* YOUR TASK: The records below must be written out exactly, with every picture left behind.
+ + + + +
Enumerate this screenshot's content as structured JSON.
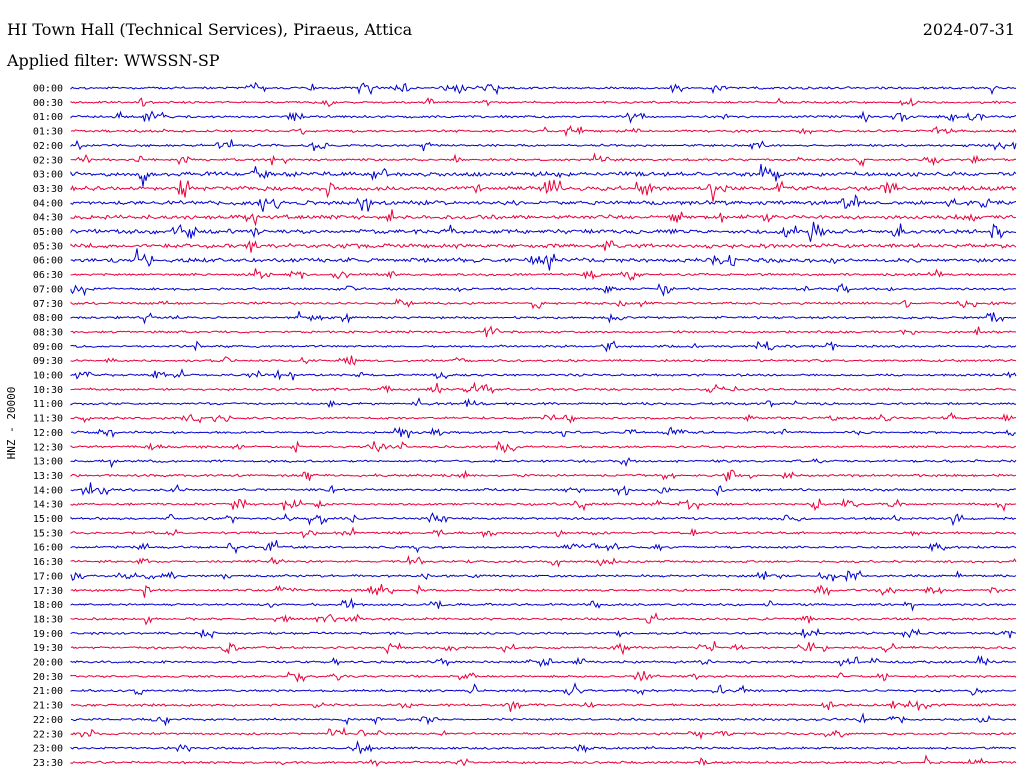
{
  "header": {
    "title": "HI Town Hall (Technical Services), Piraeus, Attica",
    "date": "2024-07-31",
    "filter_prefix": "Applied filter:",
    "filter_name": "WWSSN-SP"
  },
  "chart_data": {
    "type": "line",
    "title": "HI Town Hall (Technical Services), Piraeus, Attica",
    "ylabel": "HNZ - 20000",
    "xlabel": "",
    "row_labels": [
      "00:00",
      "00:30",
      "01:00",
      "01:30",
      "02:00",
      "02:30",
      "03:00",
      "03:30",
      "04:00",
      "04:30",
      "05:00",
      "05:30",
      "06:00",
      "06:30",
      "07:00",
      "07:30",
      "08:00",
      "08:30",
      "09:00",
      "09:30",
      "10:00",
      "10:30",
      "11:00",
      "11:30",
      "12:00",
      "12:30",
      "13:00",
      "13:30",
      "14:00",
      "14:30",
      "15:00",
      "15:30",
      "16:00",
      "16:30",
      "17:00",
      "17:30",
      "18:00",
      "18:30",
      "19:00",
      "19:30",
      "20:00",
      "20:30",
      "21:00",
      "21:30",
      "22:00",
      "22:30",
      "23:00",
      "23:30"
    ],
    "colors": [
      "#0000cc",
      "#e8003a"
    ],
    "grid": false
  }
}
+ + + + +
* TASK ANSWER:
Enumerate this screenshot's content as structured JSON.
{
  "header": {
    "title": "HI Town Hall (Technical Services), Piraeus, Attica",
    "date": "2024-07-31",
    "filter_prefix": "Applied filter:",
    "filter_name": "WWSSN-SP"
  },
  "chart_data": {
    "type": "line",
    "title": "HI Town Hall (Technical Services), Piraeus, Attica",
    "ylabel": "HNZ - 20000",
    "xlabel": "",
    "row_labels": [
      "00:00",
      "00:30",
      "01:00",
      "01:30",
      "02:00",
      "02:30",
      "03:00",
      "03:30",
      "04:00",
      "04:30",
      "05:00",
      "05:30",
      "06:00",
      "06:30",
      "07:00",
      "07:30",
      "08:00",
      "08:30",
      "09:00",
      "09:30",
      "10:00",
      "10:30",
      "11:00",
      "11:30",
      "12:00",
      "12:30",
      "13:00",
      "13:30",
      "14:00",
      "14:30",
      "15:00",
      "15:30",
      "16:00",
      "16:30",
      "17:00",
      "17:30",
      "18:00",
      "18:30",
      "19:00",
      "19:30",
      "20:00",
      "20:30",
      "21:00",
      "21:30",
      "22:00",
      "22:30",
      "23:00",
      "23:30"
    ],
    "colors": [
      "#0000cc",
      "#e8003a"
    ],
    "grid": false
  }
}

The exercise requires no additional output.